Problem to solve ▸
Gather every line that includes the word "calendar", please.

Extracted information ▸

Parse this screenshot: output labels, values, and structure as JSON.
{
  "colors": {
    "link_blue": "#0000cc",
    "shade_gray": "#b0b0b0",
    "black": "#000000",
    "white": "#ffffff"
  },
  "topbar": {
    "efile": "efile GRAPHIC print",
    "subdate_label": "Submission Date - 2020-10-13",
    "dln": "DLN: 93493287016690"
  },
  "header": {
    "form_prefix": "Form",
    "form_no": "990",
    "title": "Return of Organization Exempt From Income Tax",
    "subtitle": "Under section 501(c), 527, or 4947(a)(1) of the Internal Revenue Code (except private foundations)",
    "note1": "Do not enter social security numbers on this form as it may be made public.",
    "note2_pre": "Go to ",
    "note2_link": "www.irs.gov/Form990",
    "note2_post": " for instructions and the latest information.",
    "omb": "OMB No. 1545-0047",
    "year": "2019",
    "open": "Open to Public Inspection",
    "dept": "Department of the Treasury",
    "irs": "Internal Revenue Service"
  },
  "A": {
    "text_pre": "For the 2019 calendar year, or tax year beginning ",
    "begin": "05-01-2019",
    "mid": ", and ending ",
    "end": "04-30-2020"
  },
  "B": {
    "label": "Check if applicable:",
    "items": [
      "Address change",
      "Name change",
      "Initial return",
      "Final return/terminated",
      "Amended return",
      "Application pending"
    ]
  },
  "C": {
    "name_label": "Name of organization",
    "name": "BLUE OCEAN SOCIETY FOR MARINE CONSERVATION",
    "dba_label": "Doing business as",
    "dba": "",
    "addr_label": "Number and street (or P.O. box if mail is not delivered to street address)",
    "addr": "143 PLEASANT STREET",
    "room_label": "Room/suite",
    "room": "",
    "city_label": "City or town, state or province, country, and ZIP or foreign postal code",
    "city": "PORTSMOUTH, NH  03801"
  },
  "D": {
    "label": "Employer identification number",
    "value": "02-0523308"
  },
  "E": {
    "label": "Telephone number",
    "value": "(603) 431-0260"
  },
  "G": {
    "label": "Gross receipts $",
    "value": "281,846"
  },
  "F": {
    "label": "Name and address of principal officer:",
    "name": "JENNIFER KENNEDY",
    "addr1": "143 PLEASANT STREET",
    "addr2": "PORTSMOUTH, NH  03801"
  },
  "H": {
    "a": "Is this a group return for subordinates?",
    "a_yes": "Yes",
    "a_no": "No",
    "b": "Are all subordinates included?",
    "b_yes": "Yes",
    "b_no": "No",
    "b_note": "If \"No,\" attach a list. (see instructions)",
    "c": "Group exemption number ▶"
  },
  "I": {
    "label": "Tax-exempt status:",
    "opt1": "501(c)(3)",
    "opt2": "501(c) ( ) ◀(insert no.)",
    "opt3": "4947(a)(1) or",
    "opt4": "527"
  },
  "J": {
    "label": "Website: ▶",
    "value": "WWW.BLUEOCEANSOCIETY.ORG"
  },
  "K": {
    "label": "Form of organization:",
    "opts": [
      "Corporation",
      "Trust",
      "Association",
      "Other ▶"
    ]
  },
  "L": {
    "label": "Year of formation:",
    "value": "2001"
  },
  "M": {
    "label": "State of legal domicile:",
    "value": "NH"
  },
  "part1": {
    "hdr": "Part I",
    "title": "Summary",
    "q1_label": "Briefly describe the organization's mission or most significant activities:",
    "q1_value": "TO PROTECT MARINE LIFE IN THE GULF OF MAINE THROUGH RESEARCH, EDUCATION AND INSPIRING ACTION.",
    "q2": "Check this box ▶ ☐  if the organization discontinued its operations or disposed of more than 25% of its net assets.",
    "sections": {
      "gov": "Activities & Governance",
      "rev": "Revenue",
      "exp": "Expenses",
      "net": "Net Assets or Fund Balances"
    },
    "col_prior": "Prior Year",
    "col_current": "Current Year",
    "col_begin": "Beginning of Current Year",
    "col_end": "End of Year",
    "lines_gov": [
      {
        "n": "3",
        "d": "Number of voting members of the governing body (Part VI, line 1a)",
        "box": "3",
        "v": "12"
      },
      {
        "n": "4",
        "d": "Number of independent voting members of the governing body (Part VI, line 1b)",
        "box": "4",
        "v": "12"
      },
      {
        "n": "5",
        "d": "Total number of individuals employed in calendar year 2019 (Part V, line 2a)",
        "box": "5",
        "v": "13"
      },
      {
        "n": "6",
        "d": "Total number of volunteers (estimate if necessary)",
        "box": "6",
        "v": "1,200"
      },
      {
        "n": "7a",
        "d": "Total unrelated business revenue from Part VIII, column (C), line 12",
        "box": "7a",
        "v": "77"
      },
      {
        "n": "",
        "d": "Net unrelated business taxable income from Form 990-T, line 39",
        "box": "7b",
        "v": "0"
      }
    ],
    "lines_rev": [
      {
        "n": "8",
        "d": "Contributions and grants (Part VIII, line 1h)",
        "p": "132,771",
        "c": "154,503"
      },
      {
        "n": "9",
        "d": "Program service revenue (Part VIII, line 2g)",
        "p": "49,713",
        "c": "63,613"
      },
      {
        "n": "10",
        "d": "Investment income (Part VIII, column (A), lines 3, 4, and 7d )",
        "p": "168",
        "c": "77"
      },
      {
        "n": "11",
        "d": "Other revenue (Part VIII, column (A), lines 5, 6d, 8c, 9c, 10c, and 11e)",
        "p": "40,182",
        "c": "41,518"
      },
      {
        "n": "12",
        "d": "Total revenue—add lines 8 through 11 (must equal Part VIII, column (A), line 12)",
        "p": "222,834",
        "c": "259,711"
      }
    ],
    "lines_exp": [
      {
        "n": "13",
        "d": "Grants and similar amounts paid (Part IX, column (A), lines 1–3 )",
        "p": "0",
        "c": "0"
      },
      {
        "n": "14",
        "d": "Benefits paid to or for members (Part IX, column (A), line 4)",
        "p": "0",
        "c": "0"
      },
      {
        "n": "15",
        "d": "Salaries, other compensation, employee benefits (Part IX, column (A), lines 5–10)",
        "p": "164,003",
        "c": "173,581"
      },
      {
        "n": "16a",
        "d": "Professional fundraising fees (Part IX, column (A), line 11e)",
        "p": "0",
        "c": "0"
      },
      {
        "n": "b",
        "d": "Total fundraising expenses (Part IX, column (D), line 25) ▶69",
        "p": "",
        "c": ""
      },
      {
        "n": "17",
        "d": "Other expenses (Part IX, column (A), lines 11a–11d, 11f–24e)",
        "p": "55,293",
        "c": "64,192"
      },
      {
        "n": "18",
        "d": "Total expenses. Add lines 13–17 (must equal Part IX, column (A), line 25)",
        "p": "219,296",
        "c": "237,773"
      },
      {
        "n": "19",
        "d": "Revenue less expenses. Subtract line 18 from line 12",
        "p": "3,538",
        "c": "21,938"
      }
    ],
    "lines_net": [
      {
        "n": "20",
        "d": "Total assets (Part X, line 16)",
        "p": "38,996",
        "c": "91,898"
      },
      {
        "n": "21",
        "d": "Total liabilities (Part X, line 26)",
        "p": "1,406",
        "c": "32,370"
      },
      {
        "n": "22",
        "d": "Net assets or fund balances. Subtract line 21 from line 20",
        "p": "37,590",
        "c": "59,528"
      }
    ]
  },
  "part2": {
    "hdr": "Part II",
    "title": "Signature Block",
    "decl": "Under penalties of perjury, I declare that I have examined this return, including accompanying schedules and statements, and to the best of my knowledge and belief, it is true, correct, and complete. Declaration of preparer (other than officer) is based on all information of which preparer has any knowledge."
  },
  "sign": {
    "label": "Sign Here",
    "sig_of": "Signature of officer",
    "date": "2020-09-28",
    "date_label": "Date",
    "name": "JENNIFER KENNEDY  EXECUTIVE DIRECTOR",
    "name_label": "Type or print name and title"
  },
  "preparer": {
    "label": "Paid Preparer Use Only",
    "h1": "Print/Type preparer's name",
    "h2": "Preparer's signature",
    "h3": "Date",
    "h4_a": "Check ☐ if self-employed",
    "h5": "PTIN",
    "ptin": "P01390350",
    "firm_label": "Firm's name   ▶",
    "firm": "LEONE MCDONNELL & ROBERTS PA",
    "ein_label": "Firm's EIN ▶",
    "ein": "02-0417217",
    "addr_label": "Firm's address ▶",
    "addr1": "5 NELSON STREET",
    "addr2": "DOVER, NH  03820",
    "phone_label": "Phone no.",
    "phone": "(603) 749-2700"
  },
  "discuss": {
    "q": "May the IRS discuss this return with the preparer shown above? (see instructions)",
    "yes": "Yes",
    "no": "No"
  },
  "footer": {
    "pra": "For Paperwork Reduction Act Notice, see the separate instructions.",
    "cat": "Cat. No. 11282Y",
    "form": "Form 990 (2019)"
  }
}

Correct result ▸
    "text_pre": "For the 2019 calendar year, or tax year beginning ",
        "d": "Total number of individuals employed in calendar year 2019 (Part V, line 2a)",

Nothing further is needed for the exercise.